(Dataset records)
====================

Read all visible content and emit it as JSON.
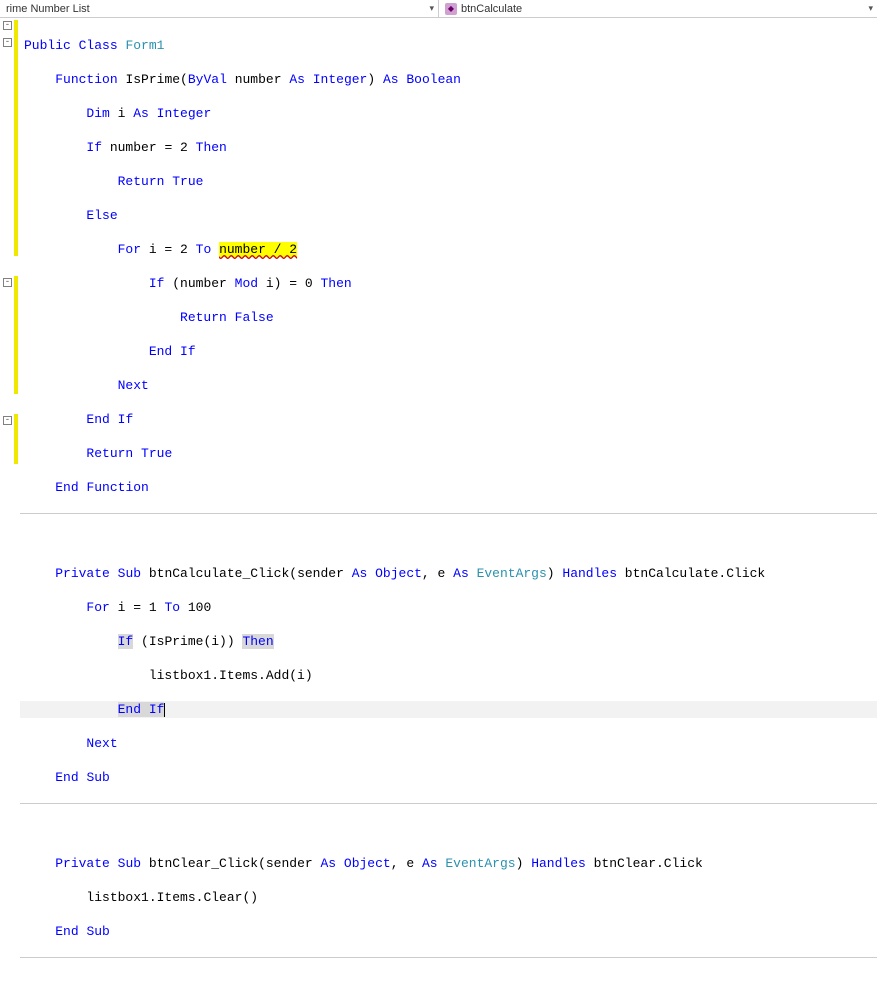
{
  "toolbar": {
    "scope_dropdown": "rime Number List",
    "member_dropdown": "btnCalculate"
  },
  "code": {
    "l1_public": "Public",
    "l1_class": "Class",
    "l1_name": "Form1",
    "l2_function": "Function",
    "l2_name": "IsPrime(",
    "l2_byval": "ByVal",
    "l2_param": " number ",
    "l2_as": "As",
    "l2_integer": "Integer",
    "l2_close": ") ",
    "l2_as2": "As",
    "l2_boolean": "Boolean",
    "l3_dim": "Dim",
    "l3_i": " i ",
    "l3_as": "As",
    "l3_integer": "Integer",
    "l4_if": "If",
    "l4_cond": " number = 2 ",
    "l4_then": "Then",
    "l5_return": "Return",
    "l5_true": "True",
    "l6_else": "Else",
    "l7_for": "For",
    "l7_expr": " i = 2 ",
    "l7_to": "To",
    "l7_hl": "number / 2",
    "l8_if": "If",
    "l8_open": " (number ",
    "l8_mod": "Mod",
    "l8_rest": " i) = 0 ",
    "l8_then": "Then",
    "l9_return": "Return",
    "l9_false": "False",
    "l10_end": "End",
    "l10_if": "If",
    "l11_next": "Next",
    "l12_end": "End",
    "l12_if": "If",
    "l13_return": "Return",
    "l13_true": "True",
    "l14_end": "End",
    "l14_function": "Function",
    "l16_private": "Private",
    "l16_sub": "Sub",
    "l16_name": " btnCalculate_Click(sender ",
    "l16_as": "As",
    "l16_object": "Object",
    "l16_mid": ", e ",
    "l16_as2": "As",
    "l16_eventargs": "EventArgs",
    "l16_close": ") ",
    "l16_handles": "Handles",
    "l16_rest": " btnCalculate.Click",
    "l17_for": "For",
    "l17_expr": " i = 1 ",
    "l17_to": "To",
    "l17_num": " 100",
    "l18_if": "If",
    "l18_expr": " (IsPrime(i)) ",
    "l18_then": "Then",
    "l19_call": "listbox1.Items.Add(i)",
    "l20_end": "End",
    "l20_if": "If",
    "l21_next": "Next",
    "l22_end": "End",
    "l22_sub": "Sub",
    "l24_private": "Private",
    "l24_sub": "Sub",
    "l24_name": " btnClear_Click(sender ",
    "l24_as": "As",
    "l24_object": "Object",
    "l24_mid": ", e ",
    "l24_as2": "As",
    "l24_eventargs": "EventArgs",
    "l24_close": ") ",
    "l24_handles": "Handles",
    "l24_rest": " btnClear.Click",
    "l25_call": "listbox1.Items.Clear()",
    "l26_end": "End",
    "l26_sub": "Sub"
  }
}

====================

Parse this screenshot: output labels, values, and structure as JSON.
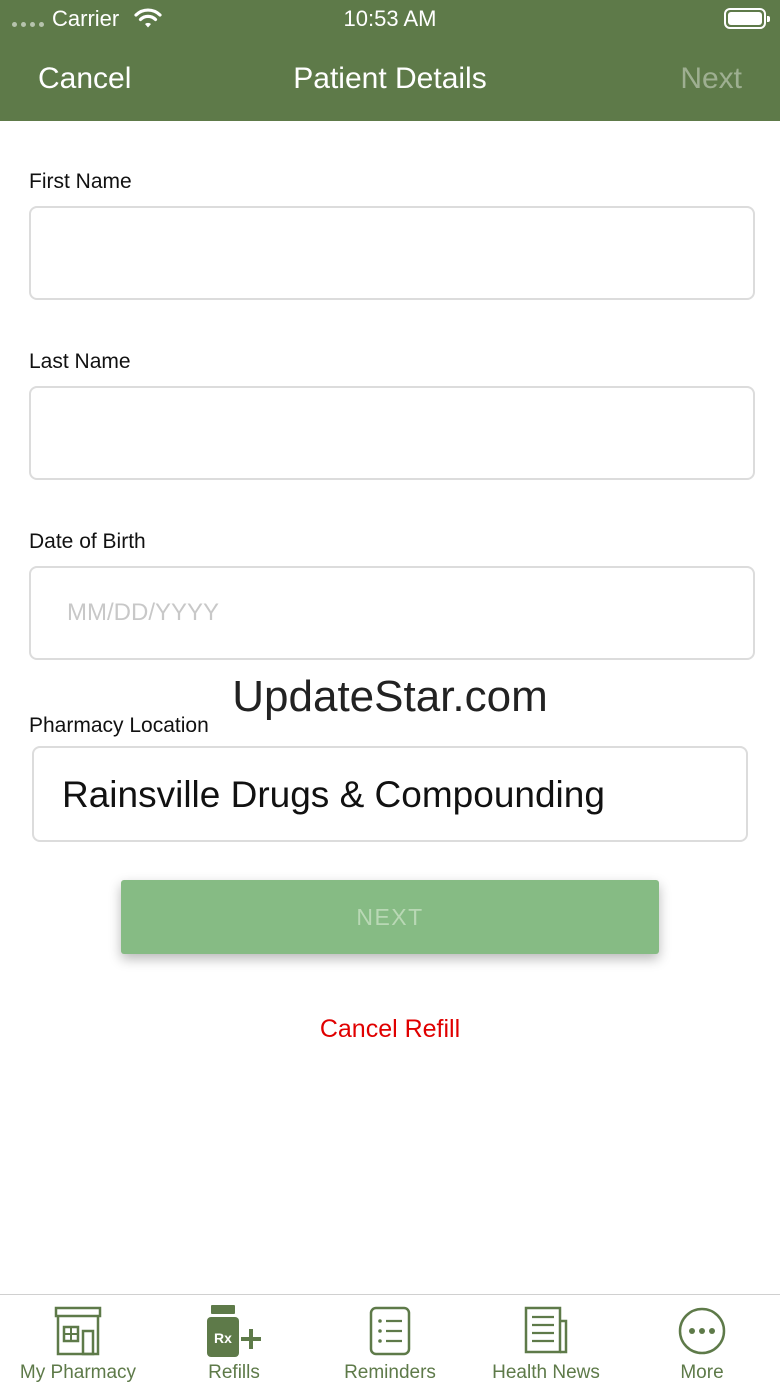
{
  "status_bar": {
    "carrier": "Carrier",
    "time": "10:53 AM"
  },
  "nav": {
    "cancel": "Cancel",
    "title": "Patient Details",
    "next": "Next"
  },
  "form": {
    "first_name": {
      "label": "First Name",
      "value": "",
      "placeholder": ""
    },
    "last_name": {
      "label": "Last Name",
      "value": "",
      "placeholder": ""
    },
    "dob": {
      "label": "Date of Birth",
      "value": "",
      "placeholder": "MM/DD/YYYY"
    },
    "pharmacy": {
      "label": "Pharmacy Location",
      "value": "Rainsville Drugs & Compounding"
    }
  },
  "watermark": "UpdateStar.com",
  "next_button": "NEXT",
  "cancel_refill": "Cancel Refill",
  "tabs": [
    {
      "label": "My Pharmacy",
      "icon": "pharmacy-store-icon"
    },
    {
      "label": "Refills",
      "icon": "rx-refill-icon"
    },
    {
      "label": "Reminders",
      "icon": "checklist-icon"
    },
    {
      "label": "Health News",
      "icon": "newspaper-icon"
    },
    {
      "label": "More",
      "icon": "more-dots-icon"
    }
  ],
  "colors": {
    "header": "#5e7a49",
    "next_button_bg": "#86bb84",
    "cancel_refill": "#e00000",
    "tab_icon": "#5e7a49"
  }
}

====================

▸ GOAL OF THE EXERCISE
From the entries above, copy out every line where the string "Function" appears.

▸ THE REPLY
    "l2_function": "Function",
    "l14_function": "Function",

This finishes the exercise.